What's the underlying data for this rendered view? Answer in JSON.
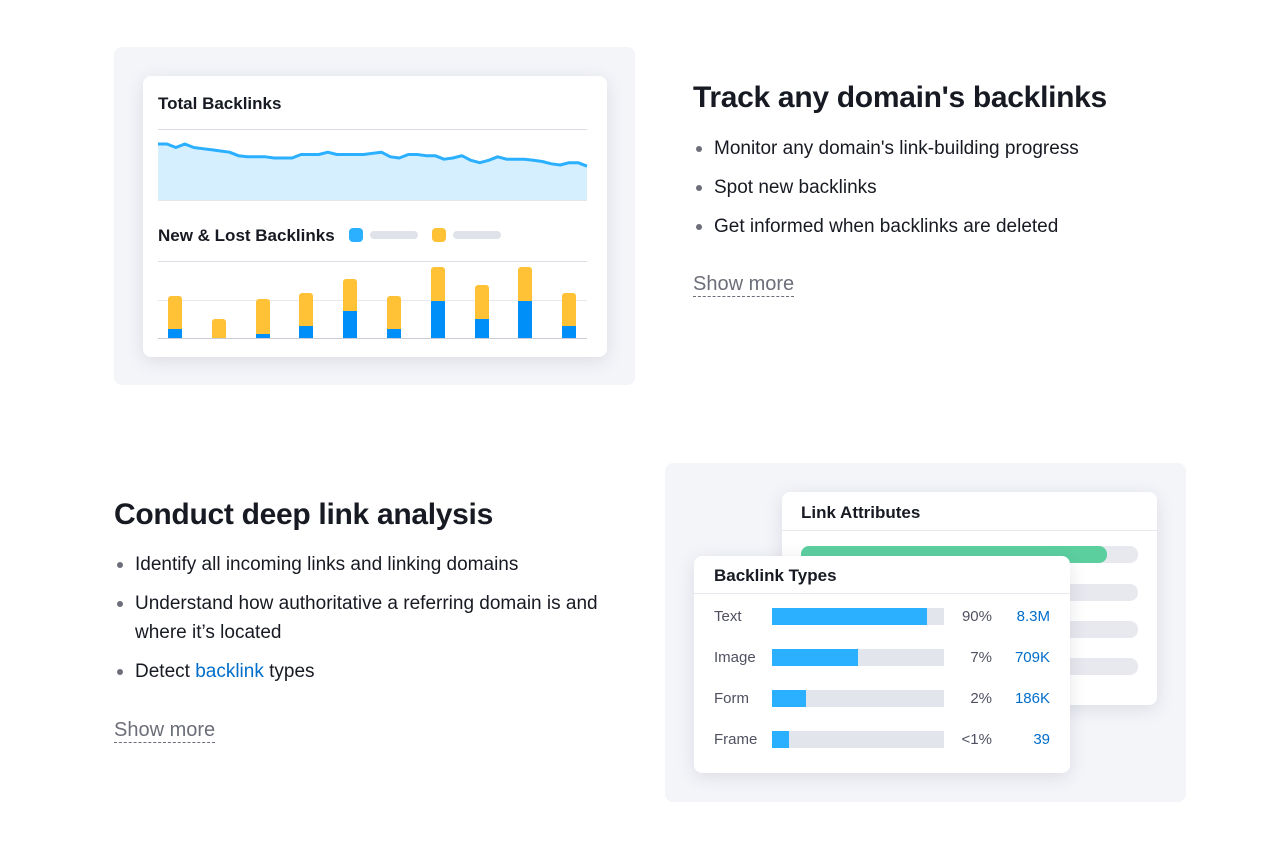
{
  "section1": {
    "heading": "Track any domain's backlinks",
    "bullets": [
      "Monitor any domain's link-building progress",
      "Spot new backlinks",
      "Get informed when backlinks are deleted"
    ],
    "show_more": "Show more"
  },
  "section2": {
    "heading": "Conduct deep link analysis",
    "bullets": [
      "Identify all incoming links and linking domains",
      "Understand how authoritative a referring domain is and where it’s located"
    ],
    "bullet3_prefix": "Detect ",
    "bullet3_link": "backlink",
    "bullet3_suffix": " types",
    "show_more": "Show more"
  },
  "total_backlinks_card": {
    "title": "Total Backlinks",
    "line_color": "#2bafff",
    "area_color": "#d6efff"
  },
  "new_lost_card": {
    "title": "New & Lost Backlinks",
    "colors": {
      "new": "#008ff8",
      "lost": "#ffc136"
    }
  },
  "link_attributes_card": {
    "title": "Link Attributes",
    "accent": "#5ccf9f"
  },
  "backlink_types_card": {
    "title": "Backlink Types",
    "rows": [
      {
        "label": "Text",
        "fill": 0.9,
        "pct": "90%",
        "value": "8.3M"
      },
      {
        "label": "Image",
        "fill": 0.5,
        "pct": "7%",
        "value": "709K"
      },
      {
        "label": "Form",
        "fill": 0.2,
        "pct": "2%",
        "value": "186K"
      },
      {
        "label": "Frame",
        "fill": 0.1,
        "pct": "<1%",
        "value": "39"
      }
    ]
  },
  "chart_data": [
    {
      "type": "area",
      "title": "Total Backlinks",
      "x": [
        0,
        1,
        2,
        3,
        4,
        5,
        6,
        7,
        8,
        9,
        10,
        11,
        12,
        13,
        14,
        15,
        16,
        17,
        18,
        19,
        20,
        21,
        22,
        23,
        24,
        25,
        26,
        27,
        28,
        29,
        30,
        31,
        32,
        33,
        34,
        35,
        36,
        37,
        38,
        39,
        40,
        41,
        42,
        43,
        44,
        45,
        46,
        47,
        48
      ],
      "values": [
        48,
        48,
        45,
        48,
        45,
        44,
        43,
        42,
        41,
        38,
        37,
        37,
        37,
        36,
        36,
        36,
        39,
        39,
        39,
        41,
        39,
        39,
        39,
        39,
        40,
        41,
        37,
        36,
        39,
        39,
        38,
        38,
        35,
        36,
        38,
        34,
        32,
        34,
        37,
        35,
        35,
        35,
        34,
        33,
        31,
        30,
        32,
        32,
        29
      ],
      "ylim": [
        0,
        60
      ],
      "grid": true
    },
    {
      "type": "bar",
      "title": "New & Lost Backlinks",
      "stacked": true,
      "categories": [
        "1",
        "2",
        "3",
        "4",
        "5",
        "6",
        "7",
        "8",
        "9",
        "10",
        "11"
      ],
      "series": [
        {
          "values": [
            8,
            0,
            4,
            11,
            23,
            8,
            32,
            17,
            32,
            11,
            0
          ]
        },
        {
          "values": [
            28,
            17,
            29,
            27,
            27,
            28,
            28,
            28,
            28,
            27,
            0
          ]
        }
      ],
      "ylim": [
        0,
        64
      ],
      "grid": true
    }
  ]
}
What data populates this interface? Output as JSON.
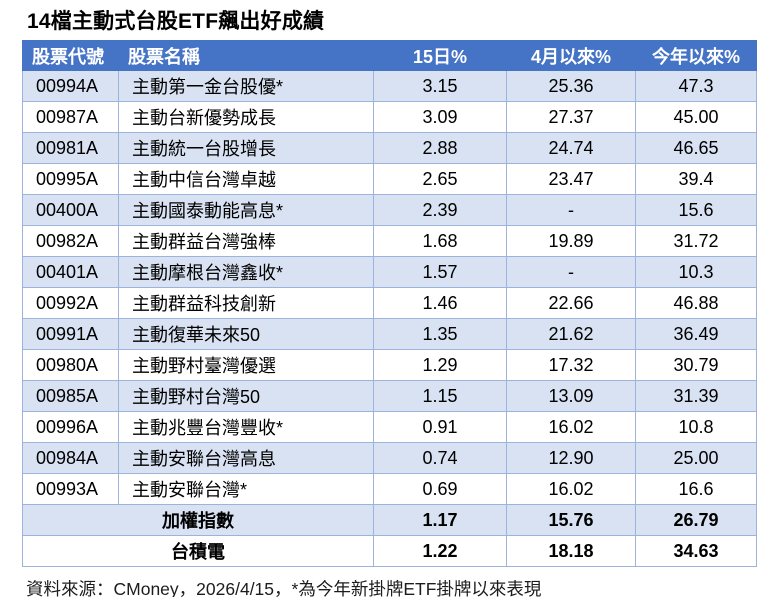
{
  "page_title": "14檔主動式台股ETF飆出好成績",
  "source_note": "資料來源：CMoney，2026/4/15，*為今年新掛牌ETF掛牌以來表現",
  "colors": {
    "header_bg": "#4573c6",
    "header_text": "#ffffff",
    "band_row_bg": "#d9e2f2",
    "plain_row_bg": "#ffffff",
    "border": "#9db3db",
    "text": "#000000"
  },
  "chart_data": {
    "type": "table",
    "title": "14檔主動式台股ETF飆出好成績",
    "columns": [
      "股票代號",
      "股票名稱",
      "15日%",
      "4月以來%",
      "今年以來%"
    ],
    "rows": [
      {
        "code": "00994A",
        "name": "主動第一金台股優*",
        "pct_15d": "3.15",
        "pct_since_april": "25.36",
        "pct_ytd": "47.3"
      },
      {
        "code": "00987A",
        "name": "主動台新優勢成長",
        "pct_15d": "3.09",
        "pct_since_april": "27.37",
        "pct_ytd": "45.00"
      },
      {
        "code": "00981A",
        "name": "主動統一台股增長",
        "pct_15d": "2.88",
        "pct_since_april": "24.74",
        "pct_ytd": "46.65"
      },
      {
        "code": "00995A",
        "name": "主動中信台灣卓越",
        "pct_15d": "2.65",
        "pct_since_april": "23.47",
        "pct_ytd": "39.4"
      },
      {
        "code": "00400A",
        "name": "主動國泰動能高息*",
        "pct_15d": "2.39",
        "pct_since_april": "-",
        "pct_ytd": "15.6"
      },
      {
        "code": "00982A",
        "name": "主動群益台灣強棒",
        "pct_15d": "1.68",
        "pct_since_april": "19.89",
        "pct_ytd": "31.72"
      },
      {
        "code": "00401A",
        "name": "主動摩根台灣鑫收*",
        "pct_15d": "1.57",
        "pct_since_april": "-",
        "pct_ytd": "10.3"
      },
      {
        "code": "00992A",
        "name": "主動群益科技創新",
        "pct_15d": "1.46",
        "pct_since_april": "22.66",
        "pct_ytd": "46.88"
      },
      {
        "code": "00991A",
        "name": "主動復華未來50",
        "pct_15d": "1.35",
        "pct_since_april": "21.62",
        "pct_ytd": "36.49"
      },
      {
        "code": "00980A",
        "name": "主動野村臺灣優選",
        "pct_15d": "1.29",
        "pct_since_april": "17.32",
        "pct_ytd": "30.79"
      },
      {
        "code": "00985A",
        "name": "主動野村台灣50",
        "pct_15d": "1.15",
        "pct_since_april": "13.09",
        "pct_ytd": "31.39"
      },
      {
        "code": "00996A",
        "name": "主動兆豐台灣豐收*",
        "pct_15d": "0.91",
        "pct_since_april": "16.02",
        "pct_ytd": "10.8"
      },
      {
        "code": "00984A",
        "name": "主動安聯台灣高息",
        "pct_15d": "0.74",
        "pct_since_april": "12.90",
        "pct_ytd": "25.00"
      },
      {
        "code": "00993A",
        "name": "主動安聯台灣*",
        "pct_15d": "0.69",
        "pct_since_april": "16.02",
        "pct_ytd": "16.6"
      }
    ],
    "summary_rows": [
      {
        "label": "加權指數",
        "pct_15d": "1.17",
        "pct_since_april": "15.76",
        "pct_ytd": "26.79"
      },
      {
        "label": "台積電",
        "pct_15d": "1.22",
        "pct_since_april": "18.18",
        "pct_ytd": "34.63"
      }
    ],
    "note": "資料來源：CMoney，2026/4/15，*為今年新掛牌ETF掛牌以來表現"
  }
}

•••••

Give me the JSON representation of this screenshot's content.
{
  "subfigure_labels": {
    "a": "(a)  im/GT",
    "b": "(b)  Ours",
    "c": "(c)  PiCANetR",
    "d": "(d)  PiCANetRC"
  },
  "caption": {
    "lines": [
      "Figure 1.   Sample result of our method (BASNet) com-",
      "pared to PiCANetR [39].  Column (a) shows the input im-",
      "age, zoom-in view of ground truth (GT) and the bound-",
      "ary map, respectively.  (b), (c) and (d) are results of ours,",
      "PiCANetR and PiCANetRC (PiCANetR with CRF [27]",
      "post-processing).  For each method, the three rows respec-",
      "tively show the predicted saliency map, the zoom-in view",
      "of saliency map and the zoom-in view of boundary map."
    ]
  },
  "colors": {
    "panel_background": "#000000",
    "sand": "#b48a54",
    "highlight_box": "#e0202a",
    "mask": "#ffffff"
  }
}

•••••

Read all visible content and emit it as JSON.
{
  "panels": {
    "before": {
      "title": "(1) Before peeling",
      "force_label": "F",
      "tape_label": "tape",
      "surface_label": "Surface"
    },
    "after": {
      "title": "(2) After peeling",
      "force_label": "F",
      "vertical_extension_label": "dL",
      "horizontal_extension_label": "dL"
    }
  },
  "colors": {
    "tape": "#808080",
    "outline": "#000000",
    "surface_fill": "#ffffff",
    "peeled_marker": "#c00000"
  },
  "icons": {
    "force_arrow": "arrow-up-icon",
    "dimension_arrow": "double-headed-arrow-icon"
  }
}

•••••

- **What to do**
Find the lines holding "view" and list every one.

- **Problem solution**
What's the underlying data for this rendered view? Answer in JSON.
      "age, zoom-in view of ground truth (GT) and the bound-",
      "tively show the predicted saliency map, the zoom-in view",
      "of saliency map and the zoom-in view of boundary map."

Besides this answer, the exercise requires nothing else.